» SUPPLIED MATERIAL:
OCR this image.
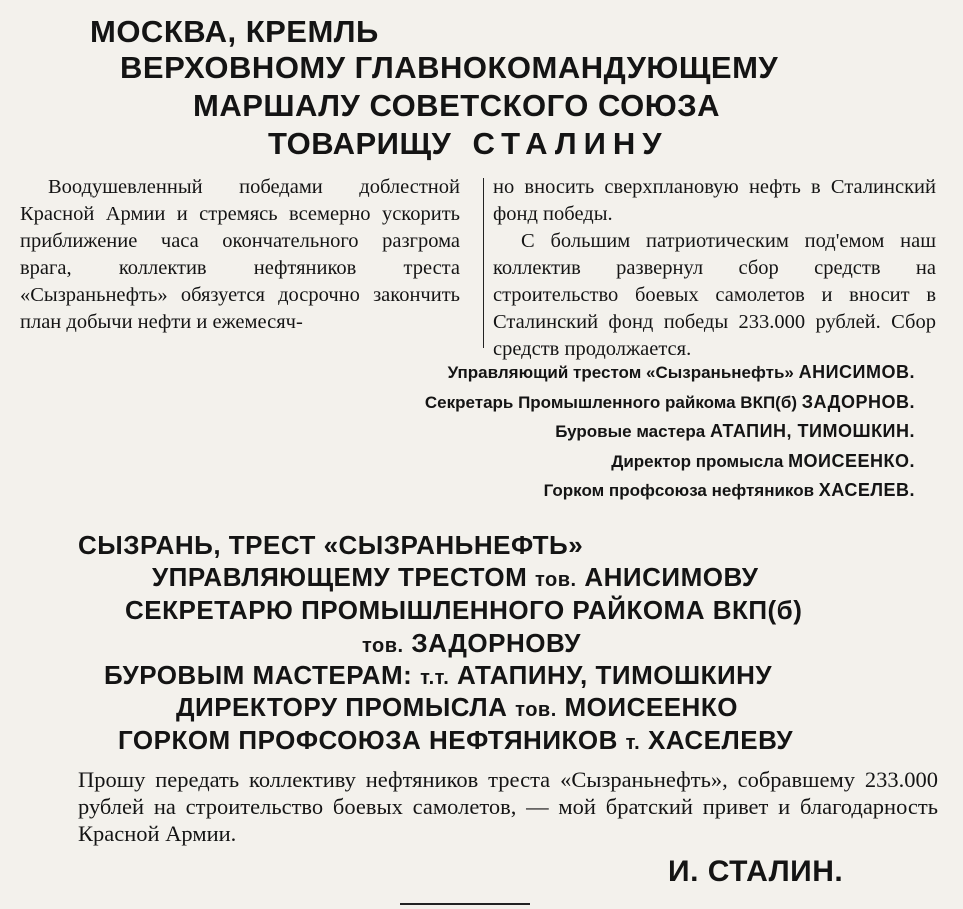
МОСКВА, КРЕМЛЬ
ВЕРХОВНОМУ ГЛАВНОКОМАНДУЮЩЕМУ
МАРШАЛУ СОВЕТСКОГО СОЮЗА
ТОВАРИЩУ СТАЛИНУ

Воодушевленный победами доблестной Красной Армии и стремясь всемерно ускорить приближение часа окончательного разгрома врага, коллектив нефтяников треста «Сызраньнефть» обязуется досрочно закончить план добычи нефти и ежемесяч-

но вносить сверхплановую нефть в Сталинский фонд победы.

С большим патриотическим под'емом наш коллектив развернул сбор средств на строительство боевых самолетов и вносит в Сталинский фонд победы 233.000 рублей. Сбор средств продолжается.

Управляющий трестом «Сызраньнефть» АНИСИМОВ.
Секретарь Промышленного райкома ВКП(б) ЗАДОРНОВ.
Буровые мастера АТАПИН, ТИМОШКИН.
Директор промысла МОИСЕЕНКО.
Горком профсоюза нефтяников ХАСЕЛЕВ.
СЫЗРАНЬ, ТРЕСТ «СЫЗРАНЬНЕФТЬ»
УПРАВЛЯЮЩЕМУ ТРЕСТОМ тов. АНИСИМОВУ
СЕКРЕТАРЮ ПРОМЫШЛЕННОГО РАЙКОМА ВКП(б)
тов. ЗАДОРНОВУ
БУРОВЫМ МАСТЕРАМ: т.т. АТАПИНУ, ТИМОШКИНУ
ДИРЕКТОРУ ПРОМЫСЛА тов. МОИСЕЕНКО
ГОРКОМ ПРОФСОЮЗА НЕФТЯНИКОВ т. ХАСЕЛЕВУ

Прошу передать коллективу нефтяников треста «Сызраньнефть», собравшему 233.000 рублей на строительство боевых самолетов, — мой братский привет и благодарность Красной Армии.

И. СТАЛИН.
---
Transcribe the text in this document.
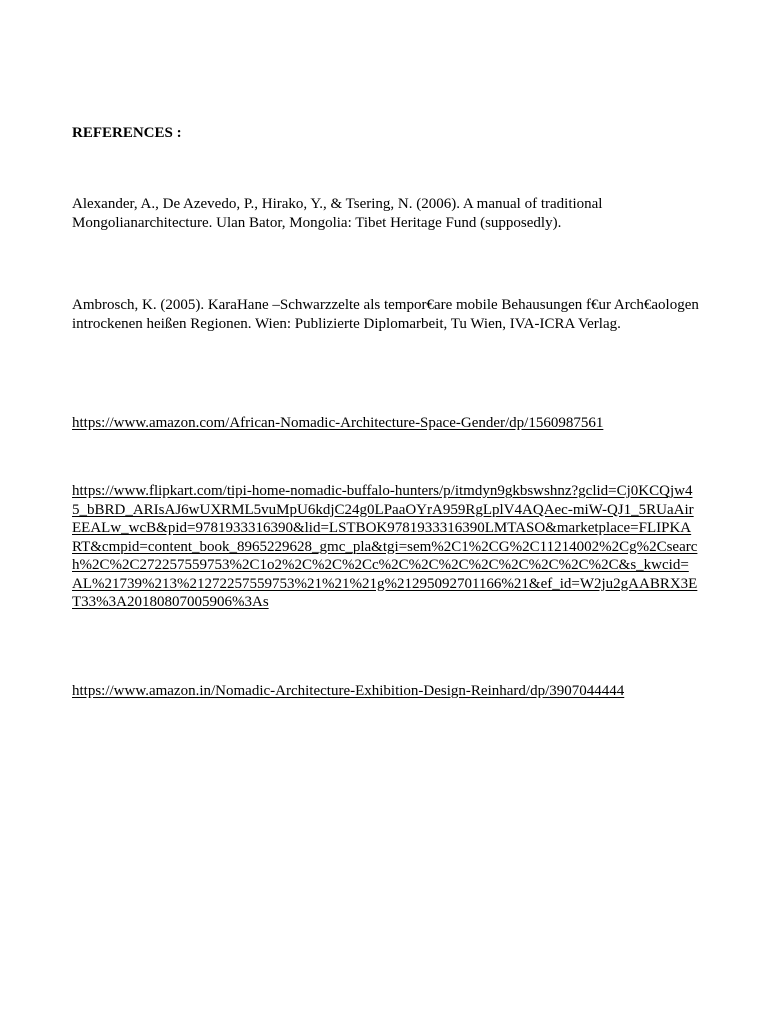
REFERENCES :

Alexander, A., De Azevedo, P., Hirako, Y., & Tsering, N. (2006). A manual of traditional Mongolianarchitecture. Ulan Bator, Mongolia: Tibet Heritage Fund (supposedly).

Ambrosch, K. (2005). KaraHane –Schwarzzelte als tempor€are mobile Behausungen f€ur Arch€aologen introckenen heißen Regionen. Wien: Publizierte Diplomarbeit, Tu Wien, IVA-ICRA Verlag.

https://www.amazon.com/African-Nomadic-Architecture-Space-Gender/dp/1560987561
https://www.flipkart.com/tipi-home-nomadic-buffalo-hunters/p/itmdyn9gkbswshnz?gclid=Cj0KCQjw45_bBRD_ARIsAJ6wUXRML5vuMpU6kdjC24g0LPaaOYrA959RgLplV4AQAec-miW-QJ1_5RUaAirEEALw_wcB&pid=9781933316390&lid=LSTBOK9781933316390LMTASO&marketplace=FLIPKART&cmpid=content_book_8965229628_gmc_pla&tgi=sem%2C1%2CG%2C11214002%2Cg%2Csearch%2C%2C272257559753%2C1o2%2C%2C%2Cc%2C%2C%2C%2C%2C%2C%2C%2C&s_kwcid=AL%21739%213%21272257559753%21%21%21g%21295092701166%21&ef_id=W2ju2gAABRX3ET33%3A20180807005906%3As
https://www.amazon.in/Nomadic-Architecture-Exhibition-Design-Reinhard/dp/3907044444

» WHAT THE TASK ASKS: Your answer should be a single number: the count of lines that contain "победы".

» TASK RESULT: 2